## TASK TO CARRY OUT
Copy every entry word for word, but skip the pictures.

## LISTED ENTRIES

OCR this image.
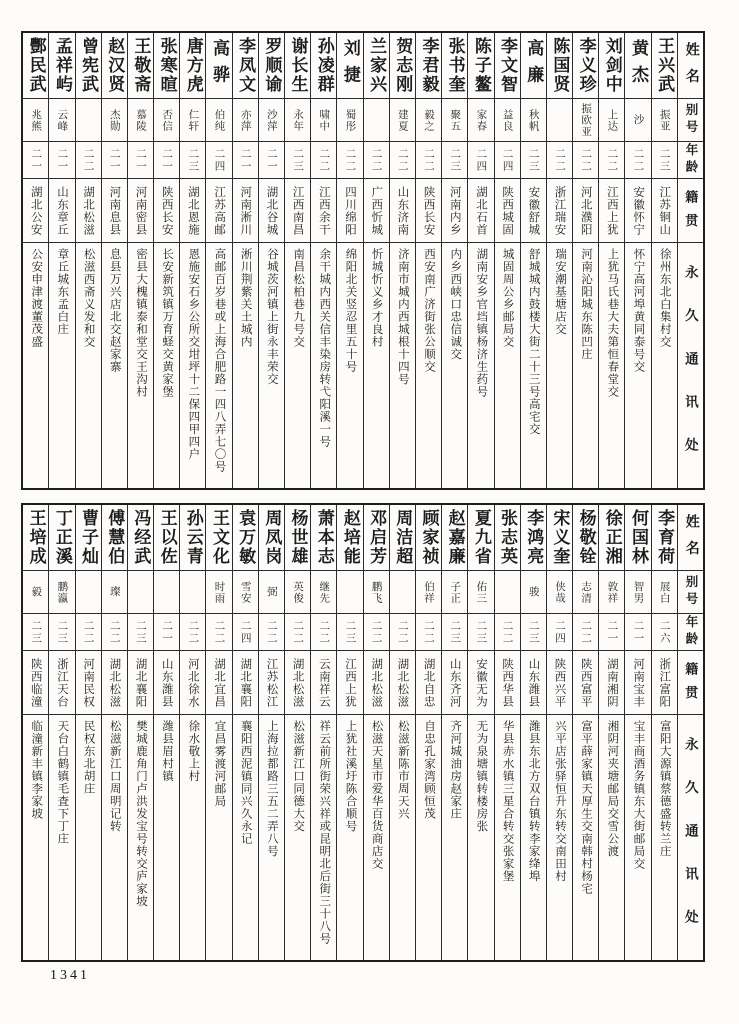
姓名
别号
年龄
籍贯
永久通讯处
王兴武
振亚
二三
江苏铜山
徐州东北白集村交
黄杰
沙
二二
安徽怀宁
怀宁高河埠黄同泰号交
刘剑中
上达
二二
江西上犹
上犹马氏巷大夫第恒春堂交
李义珍
振欧亚
二二
河北濮阳
河南沁阳城东陈凹庄
陈国贤
二二
浙江瑞安
瑞安潮基塘店交
高廉
秋帆
二三
安徽舒城
舒城城内鼓楼大街二十三号高宅交
李文智
益良
二四
陕西城固
城固周公乡邮局交
陈子鳌
家春
二四
湖北石首
湖南安乡官垱镇杨济生药号
张书奎
聚五
二三
河南内乡
内乡西峡口忠信诚交
李君毅
毅之
二二
陕西长安
西安南广济街张公顺交
贺志刚
建夏
二二
山东济南
济南市城内西城根十四号
兰家兴
二二
广西忻城
忻城忻义乡才良村
刘捷
蜀彤
二二
四川绵阳
绵阳北关竖忍里五十号
孙凌群
啸中
二二
江西余干
余干城内西关信丰染房转弋阳溪一号
谢长生
永年
二三
江西南昌
南昌松柏巷九号交
罗顺谕
沙萍
二一
湖北谷城
谷城茨河镇上街永丰荣交
李凤文
亦萍
二一
河南淅川
淅川荆紫关土城内
高骅
伯纯
二四
江苏高邮
高邮百岁巷或上海合肥路一四八弄七〇号
唐方虎
仁轩
二三
湖北恩施
恩施安石乡公所交坩坪十二保四甲四户
张寒暄
否信
二一
陕西长安
长安新筑镇万育蛏交黄家堡
王敬斋
慕陵
二一
河南密县
密县大槐镇泰和堂交王沟村
赵汉贤
杰勋
二一
河南息县
息县万兴店北交赵家寨
曾宪武
二二
湖北松滋
松滋西斋义发和交
孟祥屿
云峰
二一
山东章丘
章丘城东孟白庄
酆民武
兆熊
二一
湖北公安
公安申津渡董茂盛
姓名
别号
年龄
籍贯
永久通讯处
李育荷
展白
二六
浙江富阳
富阳大源镇蔡德盛转兰庄
何国林
智男
二一
河南宝丰
宝丰商酒务镇东大街邮局交
徐正湘
敦祥
二一
湖南湘阴
湘阴河夹塘邮局交雪公渡
杨敬铨
志清
二二
陕西富平
富平薛家镇天厚生交南韩村杨宅
宋义奎
侠哉
二四
陕西兴平
兴平店张驿恒升东转交南田村
李鸿亮
骏
二三
山东潍县
潍县东北方双台镇转李家绛埠
张志英
二二
陕西华县
华县赤水镇三星合转交张家堡
夏九省
佑三
二三
安徽无为
无为泉塘镇转楼房张
赵嘉廉
子正
二三
山东齐河
齐河城油房赵家庄
顾家祯
伯祥
二二
湖北自忠
自忠孔家湾顾恒茂
周洁超
二二
湖北松滋
松滋新陈市周天兴
邓启芳
鹏飞
二二
湖北松滋
松滋天星市爱华百货商店交
赵培能
二三
江西上犹
上犹社溪圩陈合顺号
萧本志
继先
二二
云南祥云
祥云前所街荣兴祥或昆明北后街三十八号
杨世雄
英俊
二二
湖北松滋
松滋新江口同德大交
周凤岗
弼
二二
江苏松江
上海拉都路三五二弄八号
袁万敏
雪安
二四
湖北襄阳
襄阳西泥镇同兴久永记
王文化
时雨
二二
湖北宜昌
宜昌雾渡河邮局
孙云青
二二
河北徐水
徐水敬上村
王以佐
二一
山东潍县
潍县眉村镇
冯经武
二三
湖北襄阳
樊城鹿角门卢洪发宝号转交庐家坡
傅慧伯
璨
二二
湖北松滋
松滋新江口周明记转
曹子灿
二二
河南民权
民权东北胡庄
丁正溪
鹏瀛
二三
浙江天台
天台白鹤镇毛査下丁庄
王培成
毅
二三
陕西临潼
临潼新丰镇李家坡
1341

## REPLY
OCR this image.
姓名
别号
年龄
籍贯
永久通讯处
王兴武
振亚
二三
江苏铜山
徐州东北白集村交
黄杰
沙
二二
安徽怀宁
怀宁高河埠黄同泰号交
刘剑中
上达
二二
江西上犹
上犹马氏巷大夫第恒春堂交
李义珍
振欧亚
二二
河北濮阳
河南沁阳城东陈凹庄
陈国贤
二二
浙江瑞安
瑞安潮基塘店交
高廉
秋帆
二三
安徽舒城
舒城城内鼓楼大街二十三号高宅交
李文智
益良
二四
陕西城固
城固周公乡邮局交
陈子鳌
家春
二四
湖北石首
湖南安乡官垱镇杨济生药号
张书奎
聚五
二三
河南内乡
内乡西峡口忠信诚交
李君毅
毅之
二二
陕西长安
西安南广济街张公顺交
贺志刚
建夏
二二
山东济南
济南市城内西城根十四号
兰家兴
二二
广西忻城
忻城忻义乡才良村
刘捷
蜀彤
二二
四川绵阳
绵阳北关竖忍里五十号
孙凌群
啸中
二二
江西余干
余干城内西关信丰染房转弋阳溪一号
谢长生
永年
二三
江西南昌
南昌松柏巷九号交
罗顺谕
沙萍
二一
湖北谷城
谷城茨河镇上街永丰荣交
李凤文
亦萍
二一
河南淅川
淅川荆紫关土城内
高骅
伯纯
二四
江苏高邮
高邮百岁巷或上海合肥路一四八弄七〇号
唐方虎
仁轩
二三
湖北恩施
恩施安石乡公所交坩坪十二保四甲四户
张寒暄
否信
二一
陕西长安
长安新筑镇万育蛏交黄家堡
王敬斋
慕陵
二一
河南密县
密县大槐镇泰和堂交王沟村
赵汉贤
杰勋
二一
河南息县
息县万兴店北交赵家寨
曾宪武
二二
湖北松滋
松滋西斋义发和交
孟祥屿
云峰
二一
山东章丘
章丘城东孟白庄
酆民武
兆熊
二一
湖北公安
公安申津渡董茂盛
姓名
别号
年龄
籍贯
永久通讯处
李育荷
展白
二六
浙江富阳
富阳大源镇蔡德盛转兰庄
何国林
智男
二一
河南宝丰
宝丰商酒务镇东大街邮局交
徐正湘
敦祥
二一
湖南湘阴
湘阴河夹塘邮局交雪公渡
杨敬铨
志清
二二
陕西富平
富平薛家镇天厚生交南韩村杨宅
宋义奎
侠哉
二四
陕西兴平
兴平店张驿恒升东转交南田村
李鸿亮
骏
二三
山东潍县
潍县东北方双台镇转李家绛埠
张志英
二二
陕西华县
华县赤水镇三星合转交张家堡
夏九省
佑三
二三
安徽无为
无为泉塘镇转楼房张
赵嘉廉
子正
二三
山东齐河
齐河城油房赵家庄
顾家祯
伯祥
二二
湖北自忠
自忠孔家湾顾恒茂
周洁超
二二
湖北松滋
松滋新陈市周天兴
邓启芳
鹏飞
二二
湖北松滋
松滋天星市爱华百货商店交
赵培能
二三
江西上犹
上犹社溪圩陈合顺号
萧本志
继先
二二
云南祥云
祥云前所街荣兴祥或昆明北后街三十八号
杨世雄
英俊
二二
湖北松滋
松滋新江口同德大交
周凤岗
弼
二二
江苏松江
上海拉都路三五二弄八号
袁万敏
雪安
二四
湖北襄阳
襄阳西泥镇同兴久永记
王文化
时雨
二二
湖北宜昌
宜昌雾渡河邮局
孙云青
二二
河北徐水
徐水敬上村
王以佐
二一
山东潍县
潍县眉村镇
冯经武
二三
湖北襄阳
樊城鹿角门卢洪发宝号转交庐家坡
傅慧伯
璨
二二
湖北松滋
松滋新江口周明记转
曹子灿
二二
河南民权
民权东北胡庄
丁正溪
鹏瀛
二三
浙江天台
天台白鹤镇毛査下丁庄
王培成
毅
二三
陕西临潼
临潼新丰镇李家坡
1341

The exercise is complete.